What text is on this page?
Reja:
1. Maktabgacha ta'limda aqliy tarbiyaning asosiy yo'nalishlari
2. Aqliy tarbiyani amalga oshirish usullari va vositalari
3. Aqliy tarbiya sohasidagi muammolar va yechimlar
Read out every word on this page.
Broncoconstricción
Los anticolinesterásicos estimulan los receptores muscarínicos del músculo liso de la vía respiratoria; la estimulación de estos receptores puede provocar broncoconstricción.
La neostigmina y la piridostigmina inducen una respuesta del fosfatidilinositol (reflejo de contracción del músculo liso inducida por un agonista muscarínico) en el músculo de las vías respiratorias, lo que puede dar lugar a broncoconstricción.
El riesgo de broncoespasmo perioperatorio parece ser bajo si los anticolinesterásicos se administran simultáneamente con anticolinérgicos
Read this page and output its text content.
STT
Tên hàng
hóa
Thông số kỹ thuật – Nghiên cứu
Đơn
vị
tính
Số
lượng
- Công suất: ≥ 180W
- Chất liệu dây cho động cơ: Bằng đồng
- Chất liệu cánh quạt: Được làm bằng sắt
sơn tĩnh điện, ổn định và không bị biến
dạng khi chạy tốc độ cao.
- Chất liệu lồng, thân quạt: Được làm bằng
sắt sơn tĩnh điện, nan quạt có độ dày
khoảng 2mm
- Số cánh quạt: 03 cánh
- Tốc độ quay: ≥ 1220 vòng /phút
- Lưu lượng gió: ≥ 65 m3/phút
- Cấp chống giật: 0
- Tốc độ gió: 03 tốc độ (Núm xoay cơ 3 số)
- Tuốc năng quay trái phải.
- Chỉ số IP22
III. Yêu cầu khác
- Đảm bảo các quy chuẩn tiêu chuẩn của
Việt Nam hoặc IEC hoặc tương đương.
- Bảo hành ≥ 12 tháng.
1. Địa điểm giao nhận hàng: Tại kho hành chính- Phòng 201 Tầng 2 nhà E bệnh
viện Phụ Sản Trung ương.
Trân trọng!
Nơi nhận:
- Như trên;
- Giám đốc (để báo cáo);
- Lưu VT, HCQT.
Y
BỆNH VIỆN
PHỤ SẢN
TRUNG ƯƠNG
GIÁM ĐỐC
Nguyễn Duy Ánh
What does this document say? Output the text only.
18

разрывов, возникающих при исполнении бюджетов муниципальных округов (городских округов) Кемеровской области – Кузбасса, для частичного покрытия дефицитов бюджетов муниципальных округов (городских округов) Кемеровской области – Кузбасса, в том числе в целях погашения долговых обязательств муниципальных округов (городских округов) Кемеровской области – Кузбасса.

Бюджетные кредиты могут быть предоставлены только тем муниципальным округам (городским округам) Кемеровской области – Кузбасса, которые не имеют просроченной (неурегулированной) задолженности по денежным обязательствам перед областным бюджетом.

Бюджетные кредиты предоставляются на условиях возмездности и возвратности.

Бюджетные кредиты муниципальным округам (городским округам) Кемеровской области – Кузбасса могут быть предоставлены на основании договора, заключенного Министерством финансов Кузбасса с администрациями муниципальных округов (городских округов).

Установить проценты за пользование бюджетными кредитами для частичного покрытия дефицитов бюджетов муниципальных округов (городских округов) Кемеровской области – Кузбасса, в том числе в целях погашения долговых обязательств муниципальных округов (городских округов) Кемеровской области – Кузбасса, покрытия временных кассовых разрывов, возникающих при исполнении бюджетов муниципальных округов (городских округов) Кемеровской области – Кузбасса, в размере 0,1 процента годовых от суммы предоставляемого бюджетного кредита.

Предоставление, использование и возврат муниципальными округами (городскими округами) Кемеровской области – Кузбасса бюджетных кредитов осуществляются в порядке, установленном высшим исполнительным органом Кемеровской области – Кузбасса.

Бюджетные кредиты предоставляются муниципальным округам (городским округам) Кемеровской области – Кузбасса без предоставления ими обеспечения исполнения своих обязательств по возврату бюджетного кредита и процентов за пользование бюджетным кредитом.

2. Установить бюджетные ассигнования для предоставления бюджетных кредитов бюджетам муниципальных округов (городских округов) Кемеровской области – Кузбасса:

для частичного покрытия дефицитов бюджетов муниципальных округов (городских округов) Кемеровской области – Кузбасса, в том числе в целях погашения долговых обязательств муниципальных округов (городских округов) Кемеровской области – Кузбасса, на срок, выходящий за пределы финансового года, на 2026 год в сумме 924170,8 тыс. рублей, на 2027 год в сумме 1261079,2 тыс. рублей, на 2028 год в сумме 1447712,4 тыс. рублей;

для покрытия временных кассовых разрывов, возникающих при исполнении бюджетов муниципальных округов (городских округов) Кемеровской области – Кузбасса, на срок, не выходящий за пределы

+--

__PROBLEM DETAILS__: Copy all lines from the material that contain "бюджетного".

__TASK ANSWER__:
Установить проценты за пользование бюджетными кредитами для частичного покрытия дефицитов бюджетов муниципальных округов (городских округов) Кемеровской области – Кузбасса, в том числе в целях погашения долговых обязательств муниципальных округов (городских округов) Кемеровской области – Кузбасса, покрытия временных кассовых разрывов, возникающих при исполнении бюджетов муниципальных округов (городских округов) Кемеровской области – Кузбасса, в размере 0,1 процента годовых от суммы предоставляемого бюджетного кредита.
Бюджетные кредиты предоставляются муниципальным округам (городским округам) Кемеровской области – Кузбасса без предоставления ими обеспечения исполнения своих обязательств по возврату бюджетного кредита и процентов за пользование бюджетным кредитом.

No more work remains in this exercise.